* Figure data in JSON

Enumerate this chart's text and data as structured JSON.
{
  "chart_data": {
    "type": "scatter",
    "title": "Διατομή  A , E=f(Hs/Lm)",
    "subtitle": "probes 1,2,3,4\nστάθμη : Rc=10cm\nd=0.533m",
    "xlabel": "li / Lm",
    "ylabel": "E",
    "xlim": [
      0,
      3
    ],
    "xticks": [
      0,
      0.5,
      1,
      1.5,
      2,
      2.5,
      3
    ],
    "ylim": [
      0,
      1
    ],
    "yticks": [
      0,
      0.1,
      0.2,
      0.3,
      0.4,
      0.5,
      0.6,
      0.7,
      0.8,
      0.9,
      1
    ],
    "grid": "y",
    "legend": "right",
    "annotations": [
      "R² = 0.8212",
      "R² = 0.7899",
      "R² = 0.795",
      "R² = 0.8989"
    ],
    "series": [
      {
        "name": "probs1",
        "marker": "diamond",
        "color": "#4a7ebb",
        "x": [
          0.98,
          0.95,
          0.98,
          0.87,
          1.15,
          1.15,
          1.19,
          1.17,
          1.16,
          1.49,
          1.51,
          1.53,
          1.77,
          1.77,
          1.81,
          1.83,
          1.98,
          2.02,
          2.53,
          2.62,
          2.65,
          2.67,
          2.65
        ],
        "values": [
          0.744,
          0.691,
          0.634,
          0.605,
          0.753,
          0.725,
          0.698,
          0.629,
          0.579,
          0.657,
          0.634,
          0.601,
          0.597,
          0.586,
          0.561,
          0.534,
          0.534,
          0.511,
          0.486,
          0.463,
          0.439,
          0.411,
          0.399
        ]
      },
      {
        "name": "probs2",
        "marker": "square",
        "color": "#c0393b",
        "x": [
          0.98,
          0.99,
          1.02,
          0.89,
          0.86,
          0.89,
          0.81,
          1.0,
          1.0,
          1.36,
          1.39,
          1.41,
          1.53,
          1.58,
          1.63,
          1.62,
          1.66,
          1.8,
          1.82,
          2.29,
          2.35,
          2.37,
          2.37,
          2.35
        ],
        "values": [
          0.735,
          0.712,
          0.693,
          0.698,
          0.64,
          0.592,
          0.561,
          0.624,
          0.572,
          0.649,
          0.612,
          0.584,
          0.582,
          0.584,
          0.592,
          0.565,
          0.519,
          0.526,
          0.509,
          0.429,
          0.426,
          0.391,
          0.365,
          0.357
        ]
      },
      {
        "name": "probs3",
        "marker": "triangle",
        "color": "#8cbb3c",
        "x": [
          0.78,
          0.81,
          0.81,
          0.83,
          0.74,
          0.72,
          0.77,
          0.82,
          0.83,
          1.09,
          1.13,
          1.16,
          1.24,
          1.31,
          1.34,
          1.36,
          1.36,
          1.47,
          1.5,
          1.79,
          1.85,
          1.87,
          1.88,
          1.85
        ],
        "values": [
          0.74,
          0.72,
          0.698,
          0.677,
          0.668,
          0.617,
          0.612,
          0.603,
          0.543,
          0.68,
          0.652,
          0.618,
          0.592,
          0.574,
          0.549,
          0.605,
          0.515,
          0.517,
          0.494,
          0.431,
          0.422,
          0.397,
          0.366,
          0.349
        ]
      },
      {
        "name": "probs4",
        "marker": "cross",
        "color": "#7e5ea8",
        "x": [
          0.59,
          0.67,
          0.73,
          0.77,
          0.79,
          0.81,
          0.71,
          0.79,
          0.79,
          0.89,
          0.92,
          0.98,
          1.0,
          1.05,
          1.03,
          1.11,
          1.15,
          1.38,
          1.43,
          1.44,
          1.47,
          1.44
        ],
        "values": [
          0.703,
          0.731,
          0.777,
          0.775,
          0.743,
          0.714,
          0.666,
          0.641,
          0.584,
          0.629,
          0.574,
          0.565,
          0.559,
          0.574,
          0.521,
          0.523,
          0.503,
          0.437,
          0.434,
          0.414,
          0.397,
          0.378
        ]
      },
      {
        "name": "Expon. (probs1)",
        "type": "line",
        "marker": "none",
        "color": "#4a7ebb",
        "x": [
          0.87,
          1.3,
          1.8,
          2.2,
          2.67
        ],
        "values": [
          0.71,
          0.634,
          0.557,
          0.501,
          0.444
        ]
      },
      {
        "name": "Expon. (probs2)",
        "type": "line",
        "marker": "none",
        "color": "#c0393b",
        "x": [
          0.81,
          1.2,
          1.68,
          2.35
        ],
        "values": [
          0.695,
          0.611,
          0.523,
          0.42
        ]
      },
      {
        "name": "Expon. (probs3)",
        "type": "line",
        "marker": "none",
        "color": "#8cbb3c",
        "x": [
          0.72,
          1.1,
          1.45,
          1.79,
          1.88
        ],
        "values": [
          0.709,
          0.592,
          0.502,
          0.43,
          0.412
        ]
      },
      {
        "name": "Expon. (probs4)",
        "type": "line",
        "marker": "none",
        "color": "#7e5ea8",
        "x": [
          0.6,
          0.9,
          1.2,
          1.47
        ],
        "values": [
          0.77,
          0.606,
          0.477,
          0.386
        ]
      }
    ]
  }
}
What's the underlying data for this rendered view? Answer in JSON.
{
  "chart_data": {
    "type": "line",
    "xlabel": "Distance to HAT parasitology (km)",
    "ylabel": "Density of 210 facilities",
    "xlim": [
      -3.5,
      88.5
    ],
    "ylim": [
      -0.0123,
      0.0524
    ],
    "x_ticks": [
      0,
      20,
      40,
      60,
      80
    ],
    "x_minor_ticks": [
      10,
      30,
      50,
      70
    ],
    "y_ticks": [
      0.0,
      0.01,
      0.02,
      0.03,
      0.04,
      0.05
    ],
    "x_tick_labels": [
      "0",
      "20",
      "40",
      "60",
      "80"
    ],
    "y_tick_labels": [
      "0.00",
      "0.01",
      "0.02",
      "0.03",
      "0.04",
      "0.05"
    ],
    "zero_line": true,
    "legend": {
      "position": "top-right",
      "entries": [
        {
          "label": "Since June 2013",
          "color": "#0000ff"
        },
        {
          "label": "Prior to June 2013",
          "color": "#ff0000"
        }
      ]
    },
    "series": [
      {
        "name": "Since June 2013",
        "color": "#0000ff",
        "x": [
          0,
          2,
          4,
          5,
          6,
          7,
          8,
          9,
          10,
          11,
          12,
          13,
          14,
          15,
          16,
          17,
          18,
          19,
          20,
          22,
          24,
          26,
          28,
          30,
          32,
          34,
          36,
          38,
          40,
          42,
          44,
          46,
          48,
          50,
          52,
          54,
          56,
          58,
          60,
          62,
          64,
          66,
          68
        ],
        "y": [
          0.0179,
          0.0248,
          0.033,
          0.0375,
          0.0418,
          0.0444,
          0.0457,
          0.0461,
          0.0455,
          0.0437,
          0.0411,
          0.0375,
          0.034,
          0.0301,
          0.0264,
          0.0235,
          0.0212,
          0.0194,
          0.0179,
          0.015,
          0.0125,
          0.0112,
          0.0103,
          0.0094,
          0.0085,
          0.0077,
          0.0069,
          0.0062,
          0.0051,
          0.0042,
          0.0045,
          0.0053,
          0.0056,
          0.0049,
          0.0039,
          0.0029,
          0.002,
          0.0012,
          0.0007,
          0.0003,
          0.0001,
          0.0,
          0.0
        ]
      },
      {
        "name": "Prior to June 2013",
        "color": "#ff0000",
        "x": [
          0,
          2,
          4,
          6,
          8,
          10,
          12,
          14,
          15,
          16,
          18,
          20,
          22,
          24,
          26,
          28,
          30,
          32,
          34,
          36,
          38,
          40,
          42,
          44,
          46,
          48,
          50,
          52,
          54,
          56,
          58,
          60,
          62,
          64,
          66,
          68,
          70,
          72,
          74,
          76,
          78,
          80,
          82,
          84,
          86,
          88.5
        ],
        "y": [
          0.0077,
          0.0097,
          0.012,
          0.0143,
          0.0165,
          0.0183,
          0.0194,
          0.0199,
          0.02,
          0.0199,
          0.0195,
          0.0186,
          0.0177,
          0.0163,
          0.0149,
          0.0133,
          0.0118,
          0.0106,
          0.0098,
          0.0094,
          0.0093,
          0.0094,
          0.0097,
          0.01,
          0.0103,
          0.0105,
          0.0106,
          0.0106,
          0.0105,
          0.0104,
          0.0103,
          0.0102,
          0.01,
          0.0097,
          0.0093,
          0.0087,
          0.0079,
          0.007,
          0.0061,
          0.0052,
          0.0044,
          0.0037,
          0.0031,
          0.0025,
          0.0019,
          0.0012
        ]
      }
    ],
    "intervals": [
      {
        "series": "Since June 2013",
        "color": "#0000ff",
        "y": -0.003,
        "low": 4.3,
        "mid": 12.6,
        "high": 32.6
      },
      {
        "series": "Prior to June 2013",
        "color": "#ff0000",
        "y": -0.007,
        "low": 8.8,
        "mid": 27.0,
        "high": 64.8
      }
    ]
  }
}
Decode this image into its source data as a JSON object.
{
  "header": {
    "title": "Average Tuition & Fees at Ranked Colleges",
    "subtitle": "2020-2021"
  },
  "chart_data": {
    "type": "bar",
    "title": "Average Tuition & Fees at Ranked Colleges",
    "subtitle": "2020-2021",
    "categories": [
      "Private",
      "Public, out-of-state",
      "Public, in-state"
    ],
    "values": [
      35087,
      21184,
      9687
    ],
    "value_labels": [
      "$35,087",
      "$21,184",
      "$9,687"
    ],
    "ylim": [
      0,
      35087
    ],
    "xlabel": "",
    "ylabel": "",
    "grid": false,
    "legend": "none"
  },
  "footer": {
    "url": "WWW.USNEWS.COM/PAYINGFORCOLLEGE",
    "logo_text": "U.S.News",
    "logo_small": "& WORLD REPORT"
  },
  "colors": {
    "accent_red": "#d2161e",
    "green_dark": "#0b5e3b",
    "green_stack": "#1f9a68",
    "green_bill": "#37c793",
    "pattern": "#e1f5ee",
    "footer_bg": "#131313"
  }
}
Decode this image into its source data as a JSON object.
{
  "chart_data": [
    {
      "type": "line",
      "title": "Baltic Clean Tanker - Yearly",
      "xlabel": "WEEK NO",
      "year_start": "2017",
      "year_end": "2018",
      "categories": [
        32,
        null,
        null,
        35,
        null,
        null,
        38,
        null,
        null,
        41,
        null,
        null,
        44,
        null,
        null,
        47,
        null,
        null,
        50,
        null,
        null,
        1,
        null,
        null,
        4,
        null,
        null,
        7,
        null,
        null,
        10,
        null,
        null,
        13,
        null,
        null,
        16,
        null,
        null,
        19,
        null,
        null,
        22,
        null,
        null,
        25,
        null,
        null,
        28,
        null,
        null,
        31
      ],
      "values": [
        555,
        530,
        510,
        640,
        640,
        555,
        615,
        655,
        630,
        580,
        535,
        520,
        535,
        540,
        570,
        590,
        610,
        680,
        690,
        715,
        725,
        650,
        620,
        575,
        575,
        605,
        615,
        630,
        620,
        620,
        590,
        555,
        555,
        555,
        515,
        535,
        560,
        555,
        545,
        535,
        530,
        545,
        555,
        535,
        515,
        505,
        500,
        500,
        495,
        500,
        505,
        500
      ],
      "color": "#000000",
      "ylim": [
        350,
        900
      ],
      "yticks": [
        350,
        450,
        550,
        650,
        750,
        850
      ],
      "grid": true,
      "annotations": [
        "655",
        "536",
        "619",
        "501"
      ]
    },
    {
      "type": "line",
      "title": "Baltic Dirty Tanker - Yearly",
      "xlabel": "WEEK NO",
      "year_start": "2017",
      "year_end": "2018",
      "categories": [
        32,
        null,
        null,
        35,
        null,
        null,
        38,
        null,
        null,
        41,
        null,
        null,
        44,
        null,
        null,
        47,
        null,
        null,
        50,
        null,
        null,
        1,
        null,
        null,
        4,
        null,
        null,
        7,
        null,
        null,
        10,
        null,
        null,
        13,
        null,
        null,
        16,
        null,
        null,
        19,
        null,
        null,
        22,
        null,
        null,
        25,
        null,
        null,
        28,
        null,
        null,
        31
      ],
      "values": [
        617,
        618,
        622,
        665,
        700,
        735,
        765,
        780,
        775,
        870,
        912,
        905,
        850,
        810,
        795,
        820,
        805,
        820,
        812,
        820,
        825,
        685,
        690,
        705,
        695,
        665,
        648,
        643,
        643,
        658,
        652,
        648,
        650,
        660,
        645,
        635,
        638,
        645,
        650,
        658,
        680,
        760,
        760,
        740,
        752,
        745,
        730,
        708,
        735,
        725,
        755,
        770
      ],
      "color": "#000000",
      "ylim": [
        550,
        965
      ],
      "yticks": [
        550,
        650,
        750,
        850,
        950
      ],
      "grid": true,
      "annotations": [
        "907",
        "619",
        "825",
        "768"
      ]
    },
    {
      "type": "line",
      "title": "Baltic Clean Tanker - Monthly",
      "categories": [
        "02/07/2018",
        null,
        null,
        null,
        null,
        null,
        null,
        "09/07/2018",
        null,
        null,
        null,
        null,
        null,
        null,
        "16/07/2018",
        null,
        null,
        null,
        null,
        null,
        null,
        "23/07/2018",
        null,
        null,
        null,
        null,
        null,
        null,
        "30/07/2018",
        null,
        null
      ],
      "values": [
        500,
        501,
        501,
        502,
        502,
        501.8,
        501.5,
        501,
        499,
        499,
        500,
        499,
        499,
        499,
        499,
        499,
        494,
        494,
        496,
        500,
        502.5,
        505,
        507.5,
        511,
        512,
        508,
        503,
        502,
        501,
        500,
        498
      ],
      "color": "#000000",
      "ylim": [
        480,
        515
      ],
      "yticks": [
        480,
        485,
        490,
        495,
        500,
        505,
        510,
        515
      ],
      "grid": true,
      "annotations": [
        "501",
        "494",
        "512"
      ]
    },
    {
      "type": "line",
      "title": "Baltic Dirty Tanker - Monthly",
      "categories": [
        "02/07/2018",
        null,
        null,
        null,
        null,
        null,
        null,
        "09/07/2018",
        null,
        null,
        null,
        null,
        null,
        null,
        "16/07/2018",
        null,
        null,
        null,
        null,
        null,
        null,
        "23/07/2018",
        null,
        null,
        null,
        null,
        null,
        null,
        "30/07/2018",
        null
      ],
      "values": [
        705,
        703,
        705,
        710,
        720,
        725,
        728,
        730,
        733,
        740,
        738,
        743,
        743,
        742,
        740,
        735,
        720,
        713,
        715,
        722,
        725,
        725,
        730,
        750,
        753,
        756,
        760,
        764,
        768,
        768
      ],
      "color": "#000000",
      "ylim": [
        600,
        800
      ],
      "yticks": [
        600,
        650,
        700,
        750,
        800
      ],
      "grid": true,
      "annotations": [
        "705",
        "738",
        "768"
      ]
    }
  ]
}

* WHAT YOU ARE ASKED TO DO
Report the number of lines in the entries above that include the word "Monthly" and add nothing to it.

* SOLUTION
2